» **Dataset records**
— Start —

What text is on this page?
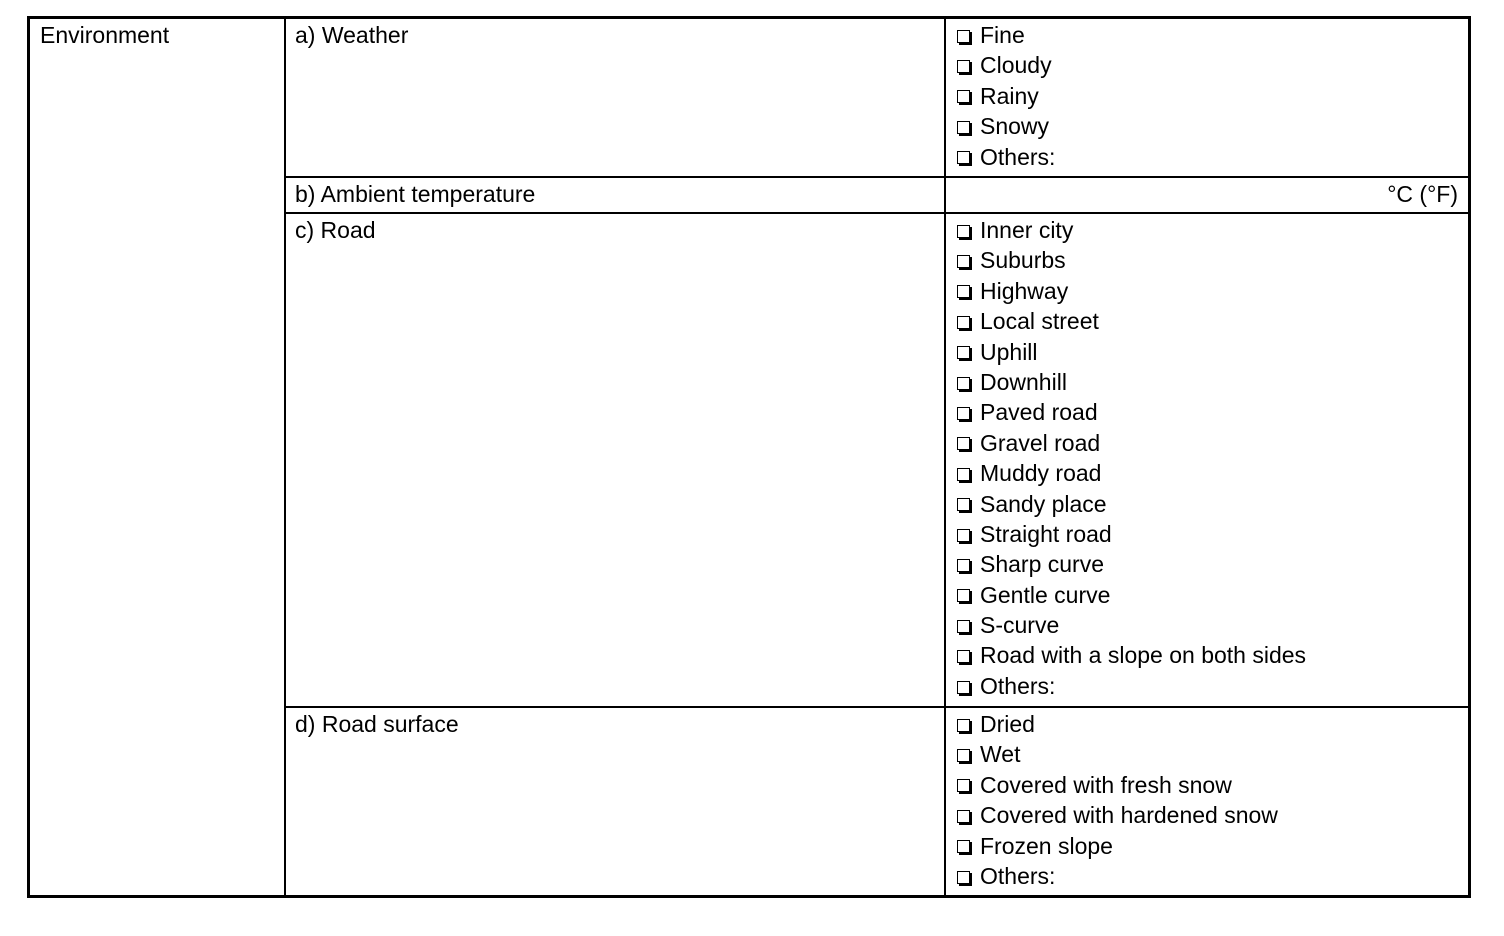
Environment	a) Weather	Fine
Cloudy
Rainy
Snowy
Others:
b) Ambient temperature	°C (°F)
c) Road	Inner city
Suburbs
Highway
Local street
Uphill
Downhill
Paved road
Gravel road
Muddy road
Sandy place
Straight road
Sharp curve
Gentle curve
S-curve
Road with a slope on both sides
Others:
d) Road surface	Dried
Wet
Covered with fresh snow
Covered with hardened snow
Frozen slope
Others:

— End —

» **What to produce**
Go through the listing above and write it out again exactly, dropping the pictures.

» **Result**
What text is on this page?
Environment	a) Weather	Fine
Cloudy
Rainy
Snowy
Others:
b) Ambient temperature	°C (°F)
c) Road	Inner city
Suburbs
Highway
Local street
Uphill
Downhill
Paved road
Gravel road
Muddy road
Sandy place
Straight road
Sharp curve
Gentle curve
S-curve
Road with a slope on both sides
Others:
d) Road surface	Dried
Wet
Covered with fresh snow
Covered with hardened snow
Frozen slope
Others:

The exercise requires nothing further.